Exercise text:
———

Is there any evidence that suggests MT’s conduct with respect to the hospices was reviewed by said bodies of the RCC?

Was the question even raised?

But you keep thinking the opposition is being that way in direct opposition to the Catholic church. It’s not. It wouldn’t have mattered if she were a different religion, either. Your mistake is thinking that everybody has your same logic pattern.

Not so far as I am aware.

But since there were hundreds of volunteers and visitors passing through her clinics, the lack of such reports is, for me, suggestive of the conclusion that the horrific conditions described earlier were exaggerated.

There were reports of haphazard medical care, including the warm water rinsing of needles, while she was alive, yet the church didn’t act or seem to care, so you conclude that the issues were exaggerated?

Yes.

The same reporter, Fox, agreed that the facilities were kept clean, and the issue seemed to be the lack of trained medical volunteers – an unavoidable consequence of where she was working.

But you are conflating what I was discussing – reporting variances in dogmatic belief or practice – with reporting variances in medical care that arose from the location.

Mother Teresa certanly did not believe that it was a sin to use boiling to sterilize needles.

If we were discussing the abuses by Church of Scientology, would you be equally skeptical? After all, the overwhelming majority of their members are very rarely vocally critical of their church.

———

Extracted records:

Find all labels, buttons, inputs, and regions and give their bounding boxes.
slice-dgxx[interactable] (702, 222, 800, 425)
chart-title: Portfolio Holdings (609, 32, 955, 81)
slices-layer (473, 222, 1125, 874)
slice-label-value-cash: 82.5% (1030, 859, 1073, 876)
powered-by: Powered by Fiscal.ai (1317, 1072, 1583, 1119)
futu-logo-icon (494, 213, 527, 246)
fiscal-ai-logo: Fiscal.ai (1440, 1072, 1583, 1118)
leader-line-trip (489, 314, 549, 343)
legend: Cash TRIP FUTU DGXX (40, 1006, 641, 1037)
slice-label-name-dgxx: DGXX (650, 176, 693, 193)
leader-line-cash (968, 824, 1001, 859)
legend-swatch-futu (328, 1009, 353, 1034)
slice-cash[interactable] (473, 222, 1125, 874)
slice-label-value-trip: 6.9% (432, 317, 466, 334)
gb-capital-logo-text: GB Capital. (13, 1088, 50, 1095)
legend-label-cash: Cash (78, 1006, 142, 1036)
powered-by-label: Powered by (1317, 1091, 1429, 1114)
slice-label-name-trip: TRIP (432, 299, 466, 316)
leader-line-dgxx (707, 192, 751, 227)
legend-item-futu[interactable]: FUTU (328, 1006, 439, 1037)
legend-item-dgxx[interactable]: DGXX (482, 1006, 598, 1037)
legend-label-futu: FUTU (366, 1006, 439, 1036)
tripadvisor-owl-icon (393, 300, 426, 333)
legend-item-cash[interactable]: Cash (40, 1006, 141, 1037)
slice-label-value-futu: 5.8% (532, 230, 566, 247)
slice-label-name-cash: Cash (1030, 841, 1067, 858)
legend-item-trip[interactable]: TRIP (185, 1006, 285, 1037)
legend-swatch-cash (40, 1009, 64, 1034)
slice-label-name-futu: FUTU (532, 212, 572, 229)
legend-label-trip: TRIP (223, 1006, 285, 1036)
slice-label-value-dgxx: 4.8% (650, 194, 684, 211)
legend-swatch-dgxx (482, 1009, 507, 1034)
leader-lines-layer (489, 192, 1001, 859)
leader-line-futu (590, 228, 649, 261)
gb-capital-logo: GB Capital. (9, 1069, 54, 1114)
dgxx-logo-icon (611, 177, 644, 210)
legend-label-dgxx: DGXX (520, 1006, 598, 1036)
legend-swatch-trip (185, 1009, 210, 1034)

———

What is expected:
Copy the exchange about Mother Teresa starting at "There were reports" and ending at "from the location.", replacing "the facilities" with "the clinics". The data has no connection to the exchange about Mother Teresa.

Result for this exercise:
There were reports of haphazard medical care, including the warm water rinsing of needles, while she was alive, yet the church didn’t act or seem to care, so you conclude that the issues were exaggerated?

Yes.

The same reporter, Fox, agreed that the clinics were kept clean, and the issue seemed to be the lack of trained medical volunteers – an unavoidable consequence of where she was working.

But you are conflating what I was discussing – reporting variances in dogmatic belief or practice – with reporting variances in medical care that arose from the location.